■ Exercise requirements:
Return the listing below verbatim. Pictures do not belong in the copy.
──────
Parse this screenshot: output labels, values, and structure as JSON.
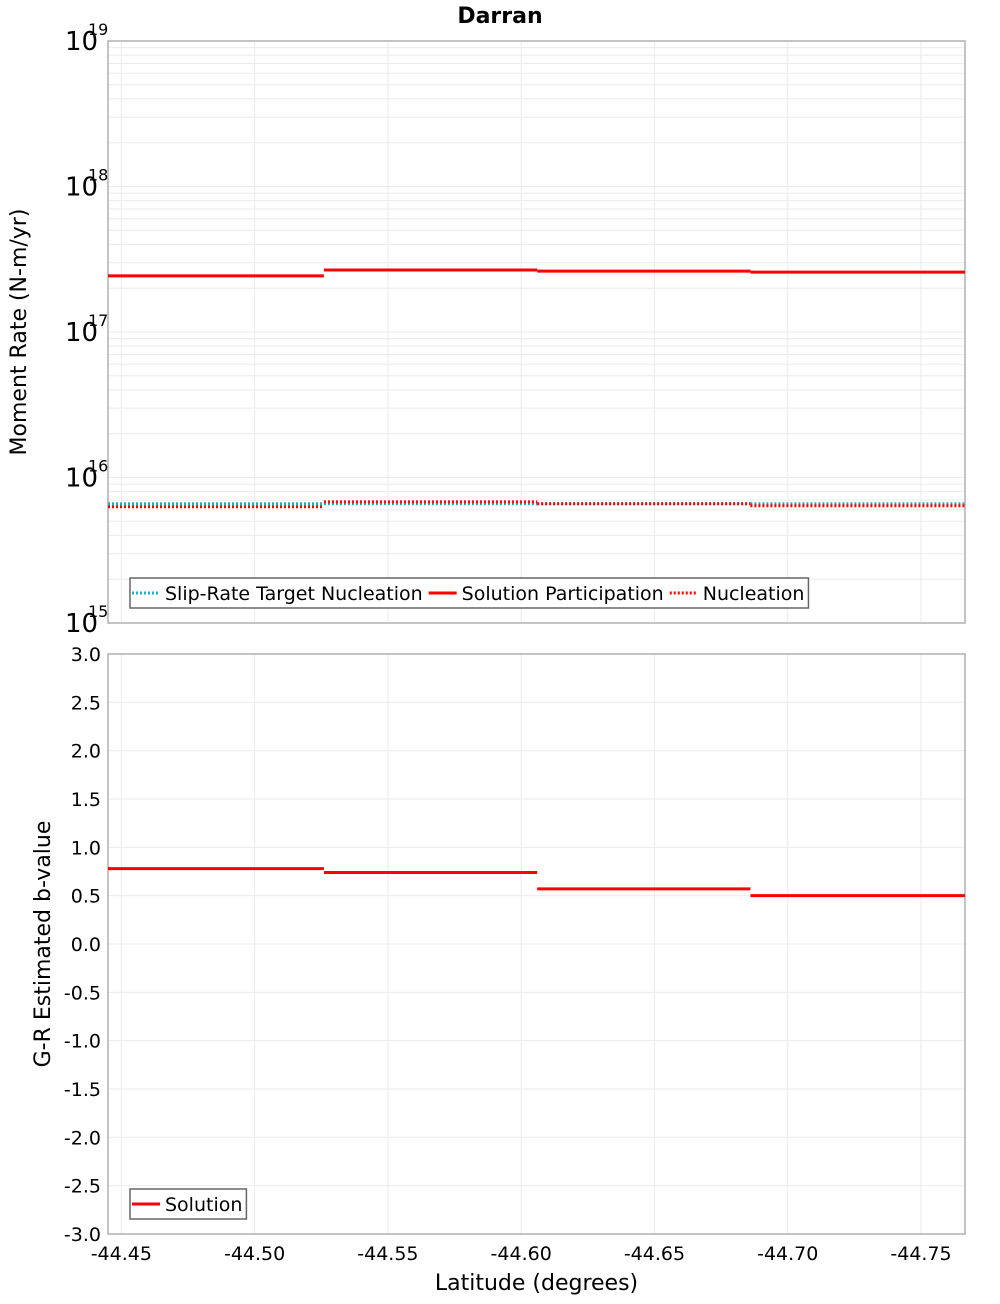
{
  "title": "Darran",
  "colors": {
    "solution": "#ff0000",
    "slip_rate_target": "#1ab3c0",
    "nucleation": "#ff0000",
    "grid": "#ebebeb",
    "frame": "#b0b0b0"
  },
  "chart_data": [
    {
      "type": "line",
      "subtype": "step",
      "title": "Darran",
      "xlabel": "",
      "ylabel": "Moment Rate (N-m/yr)",
      "yscale": "log",
      "ylim": [
        1000000000000000.0,
        1e+19
      ],
      "xlim": [
        -44.445,
        -44.7665
      ],
      "x_reversed": true,
      "y_tick_labels": [
        {
          "base": "10",
          "exp": "19",
          "value": 1e+19
        },
        {
          "base": "10",
          "exp": "18",
          "value": 1e+18
        },
        {
          "base": "10",
          "exp": "17",
          "value": 1e+17
        },
        {
          "base": "10",
          "exp": "16",
          "value": 1e+16
        },
        {
          "base": "10",
          "exp": "15",
          "value": 1000000000000000.0
        }
      ],
      "grid": true,
      "legend_position": "lower-left",
      "segments_x": [
        [
          -44.445,
          -44.526
        ],
        [
          -44.526,
          -44.606
        ],
        [
          -44.606,
          -44.686
        ],
        [
          -44.686,
          -44.7665
        ]
      ],
      "series": [
        {
          "name": "Slip-Rate Target Nucleation",
          "style": "dotted",
          "color": "#1ab3c0",
          "values": [
            6600000000000000.0,
            6600000000000000.0,
            6600000000000000.0,
            6600000000000000.0
          ]
        },
        {
          "name": "Solution Participation",
          "style": "solid",
          "color": "#ff0000",
          "values": [
            2.43e+17,
            2.67e+17,
            2.62e+17,
            2.58e+17
          ]
        },
        {
          "name": "Nucleation",
          "style": "dotted",
          "color": "#ff0000",
          "values": [
            6300000000000000.0,
            6800000000000000.0,
            6600000000000000.0,
            6400000000000000.0
          ]
        }
      ]
    },
    {
      "type": "line",
      "subtype": "step",
      "title": "",
      "xlabel": "Latitude (degrees)",
      "ylabel": "G-R Estimated b-value",
      "yscale": "linear",
      "ylim": [
        -3.0,
        3.0
      ],
      "xlim": [
        -44.445,
        -44.7665
      ],
      "x_reversed": true,
      "y_ticks": [
        "3.0",
        "2.5",
        "2.0",
        "1.5",
        "1.0",
        "0.5",
        "0.0",
        "-0.5",
        "-1.0",
        "-1.5",
        "-2.0",
        "-2.5",
        "-3.0"
      ],
      "x_ticks": [
        "-44.45",
        "-44.50",
        "-44.55",
        "-44.60",
        "-44.65",
        "-44.70",
        "-44.75"
      ],
      "grid": true,
      "legend_position": "lower-left",
      "segments_x": [
        [
          -44.445,
          -44.526
        ],
        [
          -44.526,
          -44.606
        ],
        [
          -44.606,
          -44.686
        ],
        [
          -44.686,
          -44.7665
        ]
      ],
      "series": [
        {
          "name": "Solution",
          "style": "solid",
          "color": "#ff0000",
          "values": [
            0.78,
            0.74,
            0.57,
            0.5
          ]
        }
      ]
    }
  ]
}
──────
■ Expected answer:
Parse this screenshot: output labels, values, and structure as JSON.
{
  "title": "Darran",
  "colors": {
    "solution": "#ff0000",
    "slip_rate_target": "#1ab3c0",
    "nucleation": "#ff0000",
    "grid": "#ebebeb",
    "frame": "#b0b0b0"
  },
  "chart_data": [
    {
      "type": "line",
      "subtype": "step",
      "title": "Darran",
      "xlabel": "",
      "ylabel": "Moment Rate (N-m/yr)",
      "yscale": "log",
      "ylim": [
        1000000000000000.0,
        1e+19
      ],
      "xlim": [
        -44.445,
        -44.7665
      ],
      "x_reversed": true,
      "y_tick_labels": [
        {
          "base": "10",
          "exp": "19",
          "value": 1e+19
        },
        {
          "base": "10",
          "exp": "18",
          "value": 1e+18
        },
        {
          "base": "10",
          "exp": "17",
          "value": 1e+17
        },
        {
          "base": "10",
          "exp": "16",
          "value": 1e+16
        },
        {
          "base": "10",
          "exp": "15",
          "value": 1000000000000000.0
        }
      ],
      "grid": true,
      "legend_position": "lower-left",
      "segments_x": [
        [
          -44.445,
          -44.526
        ],
        [
          -44.526,
          -44.606
        ],
        [
          -44.606,
          -44.686
        ],
        [
          -44.686,
          -44.7665
        ]
      ],
      "series": [
        {
          "name": "Slip-Rate Target Nucleation",
          "style": "dotted",
          "color": "#1ab3c0",
          "values": [
            6600000000000000.0,
            6600000000000000.0,
            6600000000000000.0,
            6600000000000000.0
          ]
        },
        {
          "name": "Solution Participation",
          "style": "solid",
          "color": "#ff0000",
          "values": [
            2.43e+17,
            2.67e+17,
            2.62e+17,
            2.58e+17
          ]
        },
        {
          "name": "Nucleation",
          "style": "dotted",
          "color": "#ff0000",
          "values": [
            6300000000000000.0,
            6800000000000000.0,
            6600000000000000.0,
            6400000000000000.0
          ]
        }
      ]
    },
    {
      "type": "line",
      "subtype": "step",
      "title": "",
      "xlabel": "Latitude (degrees)",
      "ylabel": "G-R Estimated b-value",
      "yscale": "linear",
      "ylim": [
        -3.0,
        3.0
      ],
      "xlim": [
        -44.445,
        -44.7665
      ],
      "x_reversed": true,
      "y_ticks": [
        "3.0",
        "2.5",
        "2.0",
        "1.5",
        "1.0",
        "0.5",
        "0.0",
        "-0.5",
        "-1.0",
        "-1.5",
        "-2.0",
        "-2.5",
        "-3.0"
      ],
      "x_ticks": [
        "-44.45",
        "-44.50",
        "-44.55",
        "-44.60",
        "-44.65",
        "-44.70",
        "-44.75"
      ],
      "grid": true,
      "legend_position": "lower-left",
      "segments_x": [
        [
          -44.445,
          -44.526
        ],
        [
          -44.526,
          -44.606
        ],
        [
          -44.606,
          -44.686
        ],
        [
          -44.686,
          -44.7665
        ]
      ],
      "series": [
        {
          "name": "Solution",
          "style": "solid",
          "color": "#ff0000",
          "values": [
            0.78,
            0.74,
            0.57,
            0.5
          ]
        }
      ]
    }
  ]
}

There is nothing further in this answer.